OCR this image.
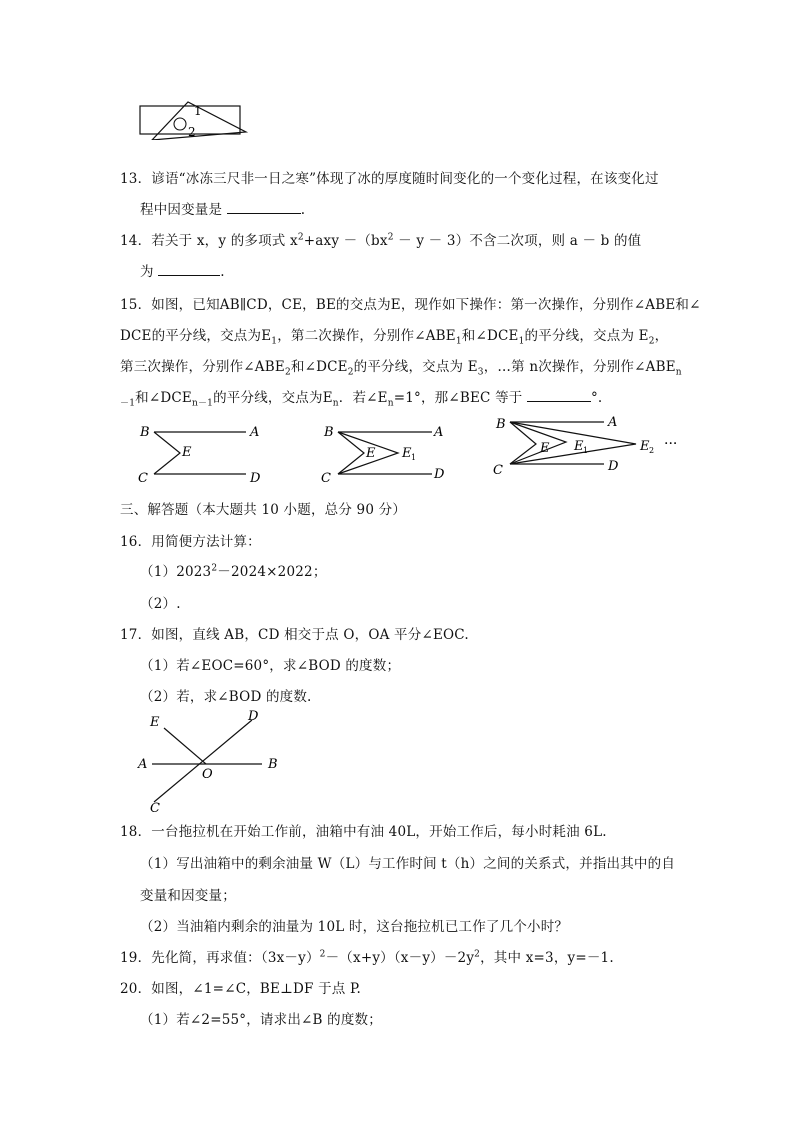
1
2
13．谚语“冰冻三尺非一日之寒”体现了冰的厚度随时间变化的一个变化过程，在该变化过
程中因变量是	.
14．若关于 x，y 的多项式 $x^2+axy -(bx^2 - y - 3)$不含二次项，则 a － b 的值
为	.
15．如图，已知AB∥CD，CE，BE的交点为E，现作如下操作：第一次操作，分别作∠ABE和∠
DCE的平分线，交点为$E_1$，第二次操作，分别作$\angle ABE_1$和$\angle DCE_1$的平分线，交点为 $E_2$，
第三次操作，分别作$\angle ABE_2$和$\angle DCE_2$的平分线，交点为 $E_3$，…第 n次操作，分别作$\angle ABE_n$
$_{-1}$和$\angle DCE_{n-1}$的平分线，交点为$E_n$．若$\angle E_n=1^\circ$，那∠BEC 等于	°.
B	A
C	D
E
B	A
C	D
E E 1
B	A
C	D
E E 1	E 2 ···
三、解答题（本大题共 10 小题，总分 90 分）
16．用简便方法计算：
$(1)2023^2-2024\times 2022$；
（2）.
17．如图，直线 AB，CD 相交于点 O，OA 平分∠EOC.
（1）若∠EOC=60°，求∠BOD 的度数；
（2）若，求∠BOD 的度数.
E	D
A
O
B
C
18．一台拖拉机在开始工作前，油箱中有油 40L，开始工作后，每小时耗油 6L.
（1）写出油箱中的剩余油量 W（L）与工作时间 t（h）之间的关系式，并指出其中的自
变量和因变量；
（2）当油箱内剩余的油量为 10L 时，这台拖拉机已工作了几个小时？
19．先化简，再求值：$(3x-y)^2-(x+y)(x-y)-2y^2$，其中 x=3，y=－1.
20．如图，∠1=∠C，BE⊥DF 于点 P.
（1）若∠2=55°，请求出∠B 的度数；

***

» **Exercise brief**
Check each line of the entries above for the word "angle". List the ones that have it.

» **Answer for the task**
DCE的平分线，交点为$E_1$，第二次操作，分别作$\angle ABE_1$和$\angle DCE_1$的平分线，交点为 $E_2$，
第三次操作，分别作$\angle ABE_2$和$\angle DCE_2$的平分线，交点为 $E_3$，…第 n次操作，分别作$\angle ABE_n$
$_{-1}$和$\angle DCE_{n-1}$的平分线，交点为$E_n$．若$\angle E_n=1^\circ$，那∠BEC 等于	°.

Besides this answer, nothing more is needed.